(Spatial annotation entries)
-- -- --

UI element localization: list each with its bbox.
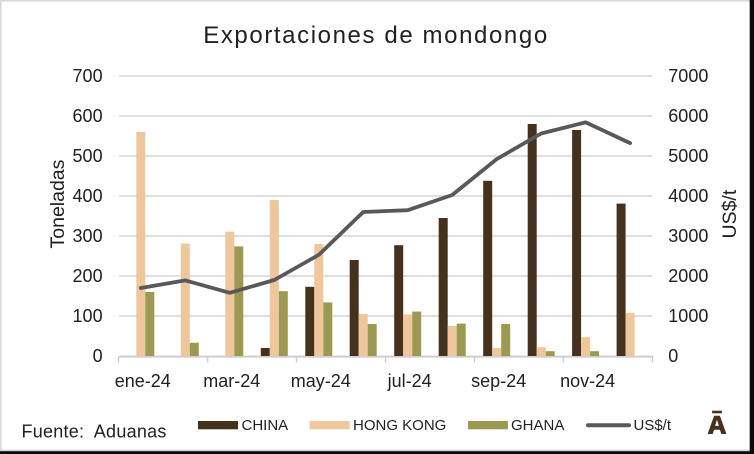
- svg-text:3000: 3000: [668, 226, 708, 246]
- svg-text:Fuente: Aduanas: Fuente: Aduanas: [22, 422, 167, 442]
- svg-text:0: 0: [668, 346, 678, 366]
- svg-text:jul-24: jul-24: [387, 371, 432, 391]
- svg-text:4000: 4000: [668, 186, 708, 206]
- svg-text:2000: 2000: [668, 266, 708, 286]
- svg-text:200: 200: [73, 266, 103, 286]
- svg-text:500: 500: [73, 146, 103, 166]
- svg-text:7000: 7000: [668, 66, 708, 86]
- svg-text:600: 600: [73, 106, 103, 126]
- svg-text:Exportaciones de mondongo: Exportaciones de mondongo: [203, 22, 549, 49]
- svg-text:sep-24: sep-24: [471, 371, 526, 391]
- svg-text:1000: 1000: [668, 306, 708, 326]
- svg-text:CHINA: CHINA: [242, 417, 289, 434]
- svg-text:US$/t: US$/t: [719, 189, 741, 238]
- svg-text:may-24: may-24: [291, 371, 351, 391]
- svg-text:Toneladas: Toneladas: [47, 159, 69, 248]
- svg-text:mar-24: mar-24: [203, 371, 260, 391]
- svg-text:ene-24: ene-24: [115, 371, 171, 391]
- svg-text:US$/t: US$/t: [634, 417, 672, 434]
- svg-text:100: 100: [73, 306, 103, 326]
- svg-text:700: 700: [73, 66, 103, 86]
- svg-text:nov-24: nov-24: [560, 371, 615, 391]
- svg-text:GHANA: GHANA: [511, 417, 564, 434]
- svg-text:5000: 5000: [668, 146, 708, 166]
- svg-text:300: 300: [73, 226, 103, 246]
- svg-text:6000: 6000: [668, 106, 708, 126]
- svg-text:0: 0: [93, 346, 103, 366]
- svg-text:400: 400: [73, 186, 103, 206]
- svg-text:HONG KONG: HONG KONG: [353, 417, 446, 434]
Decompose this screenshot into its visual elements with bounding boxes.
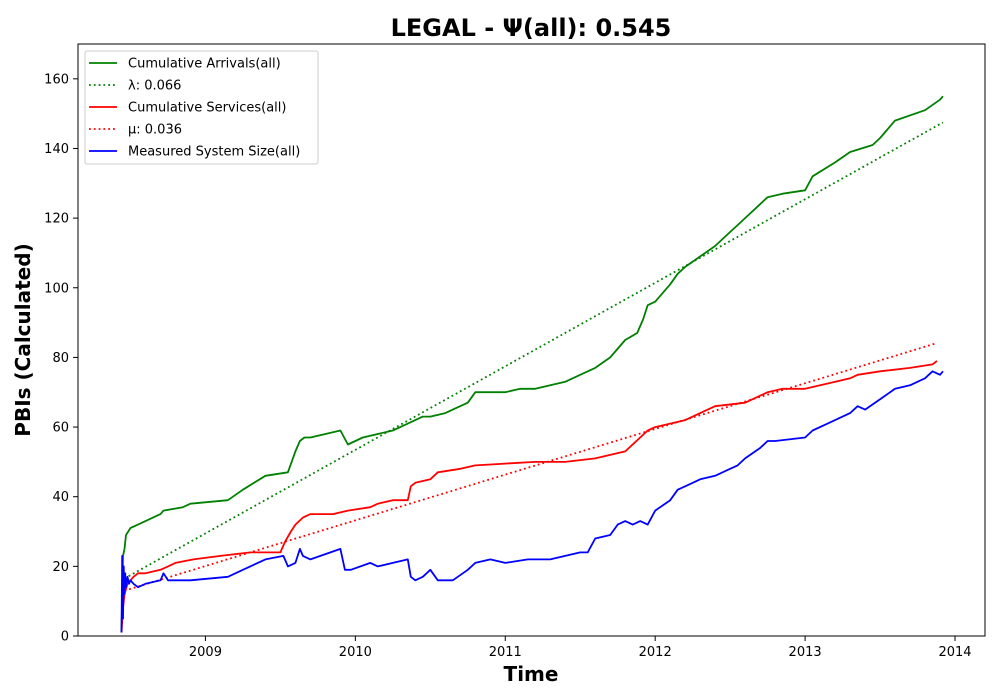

-- -- --

Work instructions: Report every line of the items above that contains the string "with", treating uppercase and lowercase as different.

Output of the task:
UI element localization: list each with its bbox.
Decompose this screenshot into its visual elements with bounding boxes.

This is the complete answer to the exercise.